## Direction
Filter for the word "arrow" and keep each matching line.

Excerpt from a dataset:
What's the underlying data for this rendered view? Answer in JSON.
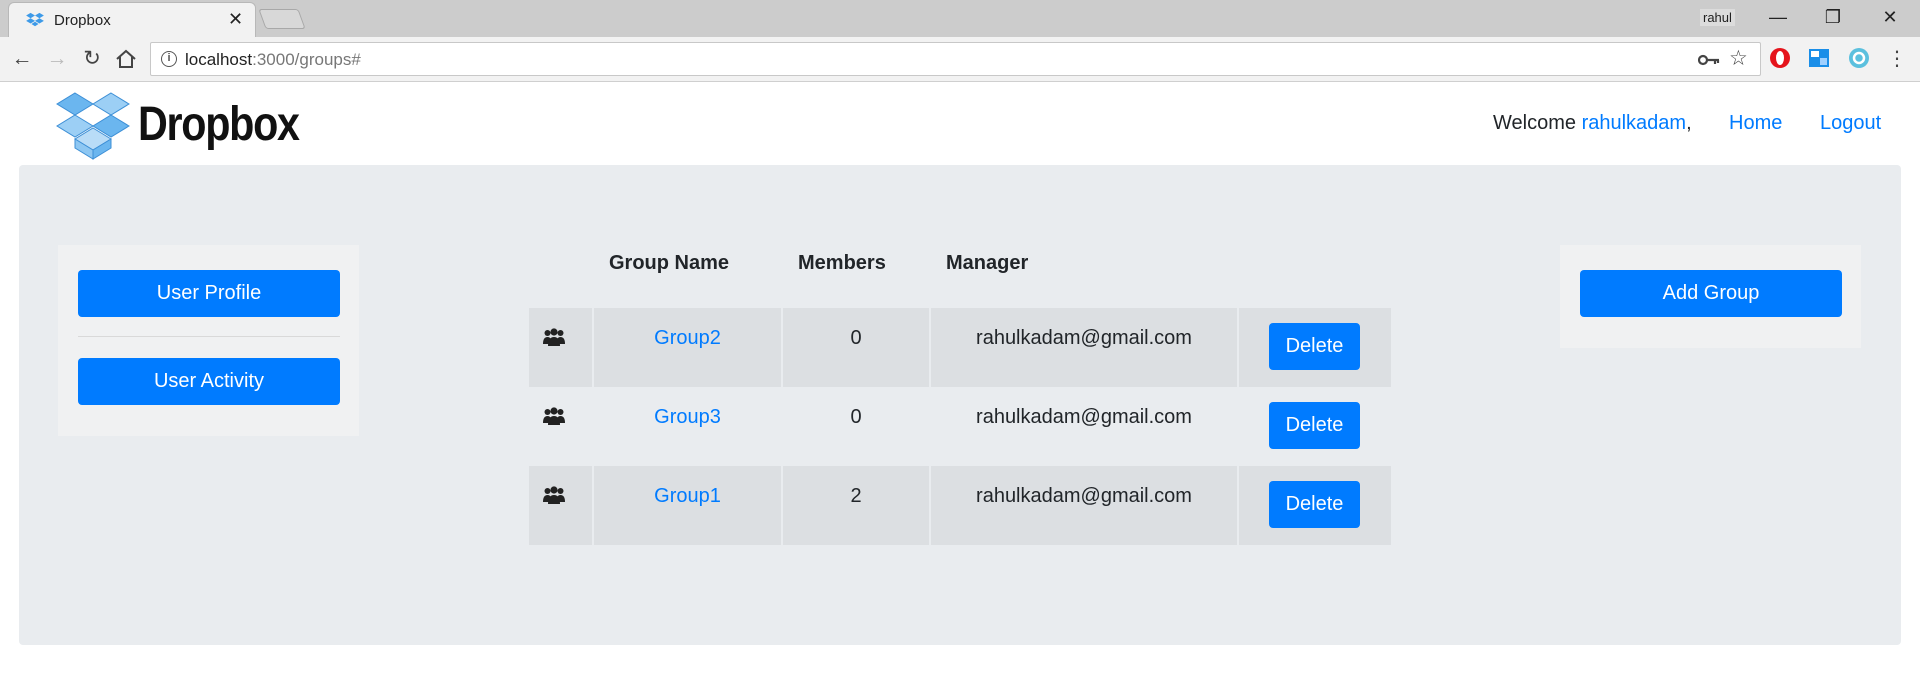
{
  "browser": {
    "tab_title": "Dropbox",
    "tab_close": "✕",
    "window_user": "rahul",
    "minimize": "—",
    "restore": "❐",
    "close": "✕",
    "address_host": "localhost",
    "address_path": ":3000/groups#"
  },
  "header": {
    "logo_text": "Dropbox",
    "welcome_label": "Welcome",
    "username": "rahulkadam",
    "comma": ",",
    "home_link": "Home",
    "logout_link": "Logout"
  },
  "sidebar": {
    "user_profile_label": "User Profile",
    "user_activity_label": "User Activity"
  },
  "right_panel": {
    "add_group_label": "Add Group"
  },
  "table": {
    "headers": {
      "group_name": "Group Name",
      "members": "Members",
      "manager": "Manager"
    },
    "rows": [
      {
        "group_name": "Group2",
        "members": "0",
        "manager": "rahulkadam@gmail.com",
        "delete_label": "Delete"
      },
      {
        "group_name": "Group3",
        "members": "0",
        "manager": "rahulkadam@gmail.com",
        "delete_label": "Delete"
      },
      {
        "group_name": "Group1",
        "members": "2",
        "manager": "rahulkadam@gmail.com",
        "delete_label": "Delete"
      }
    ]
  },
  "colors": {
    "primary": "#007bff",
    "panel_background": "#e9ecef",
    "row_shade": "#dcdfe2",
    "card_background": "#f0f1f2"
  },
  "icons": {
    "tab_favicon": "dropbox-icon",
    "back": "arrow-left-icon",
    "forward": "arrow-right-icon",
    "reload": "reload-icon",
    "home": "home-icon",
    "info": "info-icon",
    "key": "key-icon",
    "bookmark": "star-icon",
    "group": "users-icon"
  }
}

## The reply
    "back": "arrow-left-icon",
    "forward": "arrow-right-icon",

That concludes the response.